▶ Problem statement
Single out the lines that include the word "third". Copy them.

::: Supplied entries

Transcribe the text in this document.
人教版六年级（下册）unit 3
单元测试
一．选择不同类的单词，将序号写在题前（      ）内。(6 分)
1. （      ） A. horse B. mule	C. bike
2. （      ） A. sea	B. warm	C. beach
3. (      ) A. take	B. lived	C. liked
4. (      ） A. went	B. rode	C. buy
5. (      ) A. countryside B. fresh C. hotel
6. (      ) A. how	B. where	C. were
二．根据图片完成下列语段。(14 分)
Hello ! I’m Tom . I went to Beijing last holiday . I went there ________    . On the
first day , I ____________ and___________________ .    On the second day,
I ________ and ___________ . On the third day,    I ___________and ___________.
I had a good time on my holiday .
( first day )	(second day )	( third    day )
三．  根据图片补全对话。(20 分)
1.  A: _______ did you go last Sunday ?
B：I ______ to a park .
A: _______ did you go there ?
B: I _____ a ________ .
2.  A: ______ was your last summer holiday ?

::::::

▶ Task output
I ________ and ___________ . On the third day,    I ___________and ___________.
( first day )	(second day )	( third    day )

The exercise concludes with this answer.